→ **EXERCISE AIM**
Give the entries again, word for word.

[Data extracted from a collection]
—————
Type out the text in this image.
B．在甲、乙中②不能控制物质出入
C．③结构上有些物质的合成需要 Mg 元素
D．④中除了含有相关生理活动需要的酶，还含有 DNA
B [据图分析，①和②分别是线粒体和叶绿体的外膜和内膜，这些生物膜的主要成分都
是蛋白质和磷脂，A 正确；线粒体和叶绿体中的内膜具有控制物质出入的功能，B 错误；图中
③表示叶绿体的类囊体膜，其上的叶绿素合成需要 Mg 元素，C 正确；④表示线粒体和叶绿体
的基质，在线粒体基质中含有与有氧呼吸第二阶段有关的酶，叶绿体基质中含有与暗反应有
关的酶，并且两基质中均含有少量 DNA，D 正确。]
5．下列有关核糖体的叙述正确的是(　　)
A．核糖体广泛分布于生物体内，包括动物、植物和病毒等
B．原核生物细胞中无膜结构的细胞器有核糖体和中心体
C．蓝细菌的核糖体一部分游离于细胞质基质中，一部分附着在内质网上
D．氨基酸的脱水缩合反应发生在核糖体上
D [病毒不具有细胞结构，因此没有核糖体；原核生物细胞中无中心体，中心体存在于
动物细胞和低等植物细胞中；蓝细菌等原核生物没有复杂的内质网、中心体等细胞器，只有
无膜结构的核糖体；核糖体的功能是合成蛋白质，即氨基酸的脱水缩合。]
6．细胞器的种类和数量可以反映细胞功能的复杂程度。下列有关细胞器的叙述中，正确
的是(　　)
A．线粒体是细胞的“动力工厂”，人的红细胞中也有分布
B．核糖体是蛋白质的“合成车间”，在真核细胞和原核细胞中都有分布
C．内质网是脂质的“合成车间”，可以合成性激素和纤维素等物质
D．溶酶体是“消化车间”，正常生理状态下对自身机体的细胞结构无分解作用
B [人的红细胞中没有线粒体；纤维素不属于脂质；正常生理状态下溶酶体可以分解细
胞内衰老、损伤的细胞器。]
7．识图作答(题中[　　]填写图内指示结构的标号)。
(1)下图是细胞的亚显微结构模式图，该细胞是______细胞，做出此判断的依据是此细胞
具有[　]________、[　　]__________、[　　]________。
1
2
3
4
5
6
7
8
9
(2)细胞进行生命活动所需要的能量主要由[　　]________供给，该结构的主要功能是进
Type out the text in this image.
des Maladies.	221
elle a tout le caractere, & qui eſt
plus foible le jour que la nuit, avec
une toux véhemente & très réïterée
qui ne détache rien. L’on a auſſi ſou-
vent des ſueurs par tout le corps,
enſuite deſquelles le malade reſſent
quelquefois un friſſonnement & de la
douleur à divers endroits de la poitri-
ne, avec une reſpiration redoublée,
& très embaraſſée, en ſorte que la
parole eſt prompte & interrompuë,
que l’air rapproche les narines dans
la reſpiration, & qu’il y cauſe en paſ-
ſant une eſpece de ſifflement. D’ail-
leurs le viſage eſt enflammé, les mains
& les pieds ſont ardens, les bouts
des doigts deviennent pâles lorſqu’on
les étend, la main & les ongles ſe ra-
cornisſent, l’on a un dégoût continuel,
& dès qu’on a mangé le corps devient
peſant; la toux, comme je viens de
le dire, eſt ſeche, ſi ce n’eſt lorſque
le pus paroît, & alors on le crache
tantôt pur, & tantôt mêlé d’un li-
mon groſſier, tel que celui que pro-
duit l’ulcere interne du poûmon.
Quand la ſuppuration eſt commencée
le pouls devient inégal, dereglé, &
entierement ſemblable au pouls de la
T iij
—————
→ **SOLUTION TO THE PROBLEM**
Type out the text in this image.
B．在甲、乙中②不能控制物质出入
C．③结构上有些物质的合成需要 Mg 元素
D．④中除了含有相关生理活动需要的酶，还含有 DNA
B [据图分析，①和②分别是线粒体和叶绿体的外膜和内膜，这些生物膜的主要成分都
是蛋白质和磷脂，A 正确；线粒体和叶绿体中的内膜具有控制物质出入的功能，B 错误；图中
③表示叶绿体的类囊体膜，其上的叶绿素合成需要 Mg 元素，C 正确；④表示线粒体和叶绿体
的基质，在线粒体基质中含有与有氧呼吸第二阶段有关的酶，叶绿体基质中含有与暗反应有
关的酶，并且两基质中均含有少量 DNA，D 正确。]
5．下列有关核糖体的叙述正确的是(　　)
A．核糖体广泛分布于生物体内，包括动物、植物和病毒等
B．原核生物细胞中无膜结构的细胞器有核糖体和中心体
C．蓝细菌的核糖体一部分游离于细胞质基质中，一部分附着在内质网上
D．氨基酸的脱水缩合反应发生在核糖体上
D [病毒不具有细胞结构，因此没有核糖体；原核生物细胞中无中心体，中心体存在于
动物细胞和低等植物细胞中；蓝细菌等原核生物没有复杂的内质网、中心体等细胞器，只有
无膜结构的核糖体；核糖体的功能是合成蛋白质，即氨基酸的脱水缩合。]
6．细胞器的种类和数量可以反映细胞功能的复杂程度。下列有关细胞器的叙述中，正确
的是(　　)
A．线粒体是细胞的“动力工厂”，人的红细胞中也有分布
B．核糖体是蛋白质的“合成车间”，在真核细胞和原核细胞中都有分布
C．内质网是脂质的“合成车间”，可以合成性激素和纤维素等物质
D．溶酶体是“消化车间”，正常生理状态下对自身机体的细胞结构无分解作用
B [人的红细胞中没有线粒体；纤维素不属于脂质；正常生理状态下溶酶体可以分解细
胞内衰老、损伤的细胞器。]
7．识图作答(题中[　　]填写图内指示结构的标号)。
(1)下图是细胞的亚显微结构模式图，该细胞是______细胞，做出此判断的依据是此细胞
具有[　]________、[　　]__________、[　　]________。
1
2
3
4
5
6
7
8
9
(2)细胞进行生命活动所需要的能量主要由[　　]________供给，该结构的主要功能是进
Type out the text in this image.
des Maladies.	221
elle a tout le caractere, & qui eſt
plus foible le jour que la nuit, avec
une toux véhemente & très réïterée
qui ne détache rien. L’on a auſſi ſou-
vent des ſueurs par tout le corps,
enſuite deſquelles le malade reſſent
quelquefois un friſſonnement & de la
douleur à divers endroits de la poitri-
ne, avec une reſpiration redoublée,
& très embaraſſée, en ſorte que la
parole eſt prompte & interrompuë,
que l’air rapproche les narines dans
la reſpiration, & qu’il y cauſe en paſ-
ſant une eſpece de ſifflement. D’ail-
leurs le viſage eſt enflammé, les mains
& les pieds ſont ardens, les bouts
des doigts deviennent pâles lorſqu’on
les étend, la main & les ongles ſe ra-
cornisſent, l’on a un dégoût continuel,
& dès qu’on a mangé le corps devient
peſant; la toux, comme je viens de
le dire, eſt ſeche, ſi ce n’eſt lorſque
le pus paroît, & alors on le crache
tantôt pur, & tantôt mêlé d’un li-
mon groſſier, tel que celui que pro-
duit l’ulcere interne du poûmon.
Quand la ſuppuration eſt commencée
le pouls devient inégal, dereglé, &
entierement ſemblable au pouls de la
T iij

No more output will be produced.